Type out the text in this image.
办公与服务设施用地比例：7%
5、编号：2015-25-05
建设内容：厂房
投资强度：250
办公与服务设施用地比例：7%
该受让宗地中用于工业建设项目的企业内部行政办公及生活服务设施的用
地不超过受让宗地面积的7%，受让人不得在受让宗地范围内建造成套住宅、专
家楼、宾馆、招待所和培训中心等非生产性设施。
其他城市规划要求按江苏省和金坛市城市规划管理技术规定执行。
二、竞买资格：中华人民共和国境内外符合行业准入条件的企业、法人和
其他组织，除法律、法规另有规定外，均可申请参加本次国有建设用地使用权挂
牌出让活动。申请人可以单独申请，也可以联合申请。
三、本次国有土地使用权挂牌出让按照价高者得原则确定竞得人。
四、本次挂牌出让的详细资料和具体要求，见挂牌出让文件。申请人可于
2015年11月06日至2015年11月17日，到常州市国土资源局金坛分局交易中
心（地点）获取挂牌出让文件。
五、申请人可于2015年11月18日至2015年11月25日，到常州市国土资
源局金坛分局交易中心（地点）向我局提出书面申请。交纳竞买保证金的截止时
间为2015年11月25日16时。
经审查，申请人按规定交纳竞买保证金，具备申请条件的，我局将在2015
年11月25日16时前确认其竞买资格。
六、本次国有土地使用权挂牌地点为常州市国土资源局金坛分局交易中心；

────────────────────────────────────────

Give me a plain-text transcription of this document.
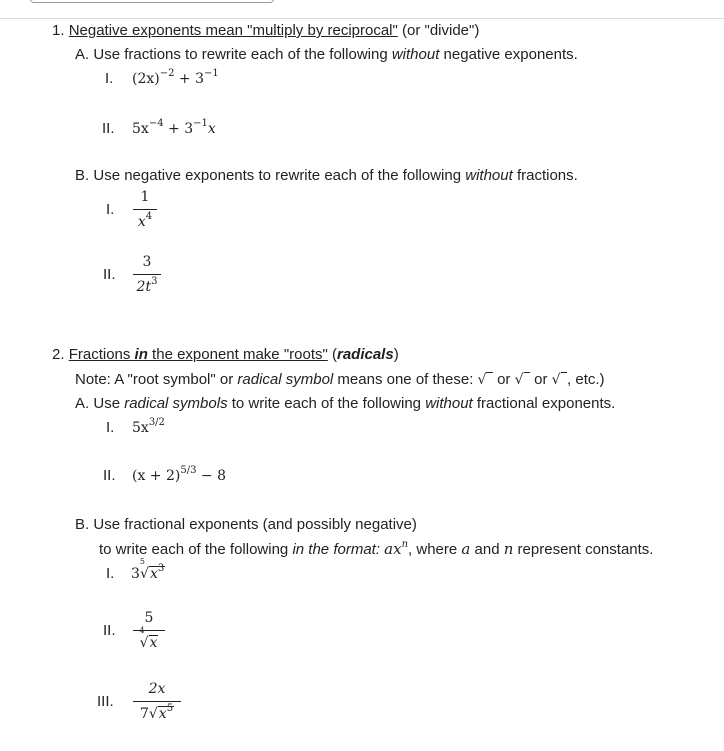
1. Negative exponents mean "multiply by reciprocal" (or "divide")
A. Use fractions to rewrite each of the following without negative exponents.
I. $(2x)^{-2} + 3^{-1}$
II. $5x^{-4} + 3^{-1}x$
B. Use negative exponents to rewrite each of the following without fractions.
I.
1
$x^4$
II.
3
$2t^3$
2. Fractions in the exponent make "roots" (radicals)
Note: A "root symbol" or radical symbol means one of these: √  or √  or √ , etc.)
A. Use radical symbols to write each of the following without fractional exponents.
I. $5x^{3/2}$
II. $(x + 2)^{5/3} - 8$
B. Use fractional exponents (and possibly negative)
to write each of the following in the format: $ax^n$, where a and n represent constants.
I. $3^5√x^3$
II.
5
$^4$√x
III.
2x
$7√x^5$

────────────────────────────────────────

Your answer should be a single number: the count of lines that contain "rewrite".

Task output: 2